### Work to complete
Look through the listing below and report how many lines contain "this", as a bare number.

### Provided data
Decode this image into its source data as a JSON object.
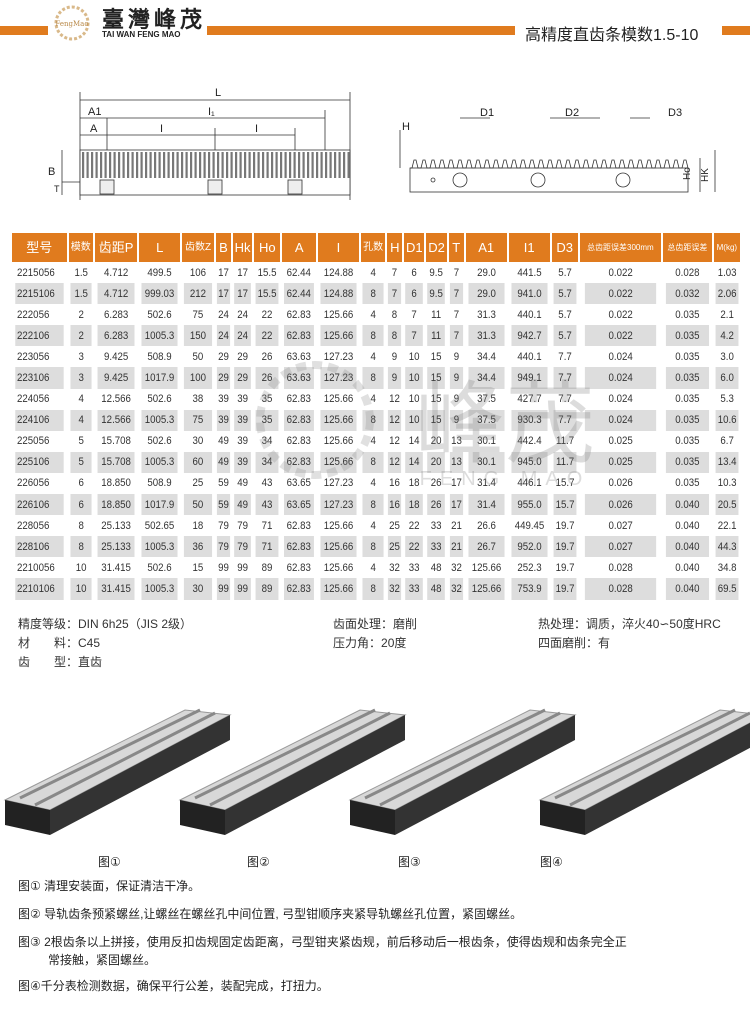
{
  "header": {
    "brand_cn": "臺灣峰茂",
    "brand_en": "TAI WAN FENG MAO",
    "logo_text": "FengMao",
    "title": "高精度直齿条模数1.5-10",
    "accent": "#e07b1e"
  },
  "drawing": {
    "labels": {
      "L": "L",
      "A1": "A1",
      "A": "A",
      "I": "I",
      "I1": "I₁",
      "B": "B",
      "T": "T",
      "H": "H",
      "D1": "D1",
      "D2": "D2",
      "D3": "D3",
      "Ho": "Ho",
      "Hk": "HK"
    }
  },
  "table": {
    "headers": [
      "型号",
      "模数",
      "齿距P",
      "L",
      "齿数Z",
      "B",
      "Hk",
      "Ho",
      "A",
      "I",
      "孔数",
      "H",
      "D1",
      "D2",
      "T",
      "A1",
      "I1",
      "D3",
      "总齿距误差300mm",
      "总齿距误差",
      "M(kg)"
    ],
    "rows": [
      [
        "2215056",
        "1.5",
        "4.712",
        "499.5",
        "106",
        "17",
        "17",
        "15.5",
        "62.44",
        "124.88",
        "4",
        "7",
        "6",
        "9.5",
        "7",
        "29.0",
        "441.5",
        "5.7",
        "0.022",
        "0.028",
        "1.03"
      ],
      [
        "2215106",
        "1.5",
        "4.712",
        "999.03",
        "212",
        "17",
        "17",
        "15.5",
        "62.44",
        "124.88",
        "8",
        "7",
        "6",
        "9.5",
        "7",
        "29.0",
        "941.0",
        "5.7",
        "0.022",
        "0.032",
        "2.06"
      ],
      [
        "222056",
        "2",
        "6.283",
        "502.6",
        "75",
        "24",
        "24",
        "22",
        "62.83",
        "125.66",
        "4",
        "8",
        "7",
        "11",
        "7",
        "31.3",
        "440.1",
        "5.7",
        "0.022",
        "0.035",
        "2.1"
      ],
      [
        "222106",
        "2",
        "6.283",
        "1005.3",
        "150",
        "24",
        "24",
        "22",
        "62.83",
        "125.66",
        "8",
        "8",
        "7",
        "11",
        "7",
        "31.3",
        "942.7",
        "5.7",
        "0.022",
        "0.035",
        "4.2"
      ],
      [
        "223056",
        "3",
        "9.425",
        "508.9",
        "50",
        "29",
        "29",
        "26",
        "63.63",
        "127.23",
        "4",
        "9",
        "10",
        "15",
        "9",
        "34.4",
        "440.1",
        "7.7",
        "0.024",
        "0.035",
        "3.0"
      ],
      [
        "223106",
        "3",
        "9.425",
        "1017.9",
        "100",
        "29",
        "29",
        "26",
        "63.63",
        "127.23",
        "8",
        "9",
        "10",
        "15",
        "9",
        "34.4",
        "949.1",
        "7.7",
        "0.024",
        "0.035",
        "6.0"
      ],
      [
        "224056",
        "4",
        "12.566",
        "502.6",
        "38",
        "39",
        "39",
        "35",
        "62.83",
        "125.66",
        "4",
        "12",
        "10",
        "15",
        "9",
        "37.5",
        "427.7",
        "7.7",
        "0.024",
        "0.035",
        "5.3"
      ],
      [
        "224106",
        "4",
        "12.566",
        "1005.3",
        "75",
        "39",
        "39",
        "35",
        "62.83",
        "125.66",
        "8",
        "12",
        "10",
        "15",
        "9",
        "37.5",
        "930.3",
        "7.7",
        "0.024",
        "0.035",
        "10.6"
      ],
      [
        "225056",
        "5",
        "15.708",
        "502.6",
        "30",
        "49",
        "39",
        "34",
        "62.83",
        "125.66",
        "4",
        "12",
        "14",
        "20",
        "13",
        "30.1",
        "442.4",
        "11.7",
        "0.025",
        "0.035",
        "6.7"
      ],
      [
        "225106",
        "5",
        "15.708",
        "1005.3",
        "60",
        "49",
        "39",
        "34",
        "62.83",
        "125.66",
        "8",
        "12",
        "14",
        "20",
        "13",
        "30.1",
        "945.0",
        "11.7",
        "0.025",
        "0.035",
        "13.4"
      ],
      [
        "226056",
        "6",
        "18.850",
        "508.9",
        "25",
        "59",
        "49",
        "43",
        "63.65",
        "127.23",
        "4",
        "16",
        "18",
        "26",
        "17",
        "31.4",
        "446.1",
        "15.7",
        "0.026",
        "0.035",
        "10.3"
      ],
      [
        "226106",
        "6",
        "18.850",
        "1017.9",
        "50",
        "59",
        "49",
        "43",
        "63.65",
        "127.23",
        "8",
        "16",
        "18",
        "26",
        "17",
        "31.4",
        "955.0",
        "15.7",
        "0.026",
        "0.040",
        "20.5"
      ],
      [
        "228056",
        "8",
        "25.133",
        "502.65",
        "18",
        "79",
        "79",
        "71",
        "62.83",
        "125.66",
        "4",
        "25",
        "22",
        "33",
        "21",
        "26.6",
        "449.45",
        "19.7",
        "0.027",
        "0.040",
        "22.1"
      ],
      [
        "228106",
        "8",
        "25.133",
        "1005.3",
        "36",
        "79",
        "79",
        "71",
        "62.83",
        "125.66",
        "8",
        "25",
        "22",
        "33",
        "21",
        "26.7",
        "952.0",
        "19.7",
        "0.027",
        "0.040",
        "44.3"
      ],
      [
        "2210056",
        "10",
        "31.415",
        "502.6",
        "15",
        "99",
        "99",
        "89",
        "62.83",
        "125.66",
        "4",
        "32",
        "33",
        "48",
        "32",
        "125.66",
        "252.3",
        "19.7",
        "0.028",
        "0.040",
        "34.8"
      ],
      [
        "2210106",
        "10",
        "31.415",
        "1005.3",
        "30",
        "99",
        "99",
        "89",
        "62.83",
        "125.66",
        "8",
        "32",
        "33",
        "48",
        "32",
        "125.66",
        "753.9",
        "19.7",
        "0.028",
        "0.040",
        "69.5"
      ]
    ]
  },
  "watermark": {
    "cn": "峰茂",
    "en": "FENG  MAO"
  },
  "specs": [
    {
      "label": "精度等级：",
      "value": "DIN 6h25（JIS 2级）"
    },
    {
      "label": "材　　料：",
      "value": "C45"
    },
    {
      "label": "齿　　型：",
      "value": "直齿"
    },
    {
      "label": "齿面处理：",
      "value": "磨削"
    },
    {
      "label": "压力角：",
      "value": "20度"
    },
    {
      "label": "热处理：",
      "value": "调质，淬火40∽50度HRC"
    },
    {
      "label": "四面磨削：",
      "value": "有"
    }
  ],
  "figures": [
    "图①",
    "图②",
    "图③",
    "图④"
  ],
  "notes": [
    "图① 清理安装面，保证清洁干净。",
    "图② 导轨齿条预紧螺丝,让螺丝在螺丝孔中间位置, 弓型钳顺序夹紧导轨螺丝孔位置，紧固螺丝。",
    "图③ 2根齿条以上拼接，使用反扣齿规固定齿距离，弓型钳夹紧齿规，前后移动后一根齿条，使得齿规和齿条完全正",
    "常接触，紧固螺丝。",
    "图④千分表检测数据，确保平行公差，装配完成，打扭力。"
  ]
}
==
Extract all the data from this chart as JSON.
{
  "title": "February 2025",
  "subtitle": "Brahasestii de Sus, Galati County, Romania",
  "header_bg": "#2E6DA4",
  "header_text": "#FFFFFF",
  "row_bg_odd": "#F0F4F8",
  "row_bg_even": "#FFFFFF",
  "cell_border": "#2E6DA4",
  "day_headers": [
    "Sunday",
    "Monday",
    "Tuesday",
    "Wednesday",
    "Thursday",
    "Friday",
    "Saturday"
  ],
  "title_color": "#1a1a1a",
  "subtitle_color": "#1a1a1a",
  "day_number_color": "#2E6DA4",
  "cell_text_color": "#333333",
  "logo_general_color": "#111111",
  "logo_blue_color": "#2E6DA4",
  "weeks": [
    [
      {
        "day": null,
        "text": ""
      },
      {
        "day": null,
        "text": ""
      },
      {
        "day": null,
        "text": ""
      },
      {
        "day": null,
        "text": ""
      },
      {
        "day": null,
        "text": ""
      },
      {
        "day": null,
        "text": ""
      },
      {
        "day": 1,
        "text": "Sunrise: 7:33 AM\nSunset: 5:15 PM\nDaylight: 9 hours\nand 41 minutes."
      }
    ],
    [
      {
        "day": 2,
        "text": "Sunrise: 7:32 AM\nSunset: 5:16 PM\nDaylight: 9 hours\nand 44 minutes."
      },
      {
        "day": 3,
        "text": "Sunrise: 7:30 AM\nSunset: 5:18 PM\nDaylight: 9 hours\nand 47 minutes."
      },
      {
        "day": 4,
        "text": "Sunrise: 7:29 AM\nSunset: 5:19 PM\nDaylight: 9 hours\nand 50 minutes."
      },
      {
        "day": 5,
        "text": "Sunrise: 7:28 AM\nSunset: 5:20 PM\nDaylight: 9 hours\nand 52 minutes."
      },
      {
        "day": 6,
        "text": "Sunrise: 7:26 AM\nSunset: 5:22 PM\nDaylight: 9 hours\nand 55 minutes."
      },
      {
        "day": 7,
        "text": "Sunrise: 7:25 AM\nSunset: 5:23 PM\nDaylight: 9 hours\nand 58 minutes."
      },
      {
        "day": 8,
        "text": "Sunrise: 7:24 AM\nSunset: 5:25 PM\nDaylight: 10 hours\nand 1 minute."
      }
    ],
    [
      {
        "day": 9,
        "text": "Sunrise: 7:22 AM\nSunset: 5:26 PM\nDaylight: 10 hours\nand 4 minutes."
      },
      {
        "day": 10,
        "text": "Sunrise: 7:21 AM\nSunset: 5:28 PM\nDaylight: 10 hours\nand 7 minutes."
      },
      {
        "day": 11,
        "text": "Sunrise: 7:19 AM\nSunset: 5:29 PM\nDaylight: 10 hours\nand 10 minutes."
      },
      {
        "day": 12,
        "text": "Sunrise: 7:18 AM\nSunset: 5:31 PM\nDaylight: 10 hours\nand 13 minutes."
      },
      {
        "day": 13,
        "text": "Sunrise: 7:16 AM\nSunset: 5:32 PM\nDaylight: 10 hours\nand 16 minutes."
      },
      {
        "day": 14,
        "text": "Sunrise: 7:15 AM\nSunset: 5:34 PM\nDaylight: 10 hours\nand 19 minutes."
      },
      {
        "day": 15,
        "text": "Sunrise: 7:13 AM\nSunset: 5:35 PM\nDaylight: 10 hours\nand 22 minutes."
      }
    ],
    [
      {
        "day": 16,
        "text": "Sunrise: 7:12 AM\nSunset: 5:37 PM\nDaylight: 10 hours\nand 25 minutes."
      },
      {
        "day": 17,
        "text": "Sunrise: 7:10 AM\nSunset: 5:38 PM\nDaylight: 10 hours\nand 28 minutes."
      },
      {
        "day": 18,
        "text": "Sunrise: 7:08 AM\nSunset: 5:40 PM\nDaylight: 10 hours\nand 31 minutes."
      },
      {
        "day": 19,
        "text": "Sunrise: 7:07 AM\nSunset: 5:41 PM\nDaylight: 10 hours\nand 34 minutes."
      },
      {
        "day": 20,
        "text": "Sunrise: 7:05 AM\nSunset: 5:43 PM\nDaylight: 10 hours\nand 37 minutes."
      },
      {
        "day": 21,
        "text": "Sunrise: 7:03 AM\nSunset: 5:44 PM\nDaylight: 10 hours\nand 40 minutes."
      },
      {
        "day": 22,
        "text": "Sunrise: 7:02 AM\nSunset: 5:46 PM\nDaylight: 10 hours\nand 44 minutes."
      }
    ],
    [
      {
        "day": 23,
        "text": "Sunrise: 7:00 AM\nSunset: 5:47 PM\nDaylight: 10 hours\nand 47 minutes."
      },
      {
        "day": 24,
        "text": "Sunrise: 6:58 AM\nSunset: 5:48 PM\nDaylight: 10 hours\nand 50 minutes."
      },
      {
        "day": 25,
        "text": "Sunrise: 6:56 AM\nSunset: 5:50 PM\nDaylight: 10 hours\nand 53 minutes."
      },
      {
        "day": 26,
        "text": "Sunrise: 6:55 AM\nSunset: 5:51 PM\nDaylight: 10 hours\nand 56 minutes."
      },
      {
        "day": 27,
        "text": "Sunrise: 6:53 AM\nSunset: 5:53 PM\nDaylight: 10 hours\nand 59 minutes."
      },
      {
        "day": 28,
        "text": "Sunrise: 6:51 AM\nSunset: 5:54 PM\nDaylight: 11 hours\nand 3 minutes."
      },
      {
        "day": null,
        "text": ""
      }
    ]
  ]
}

### Response below
2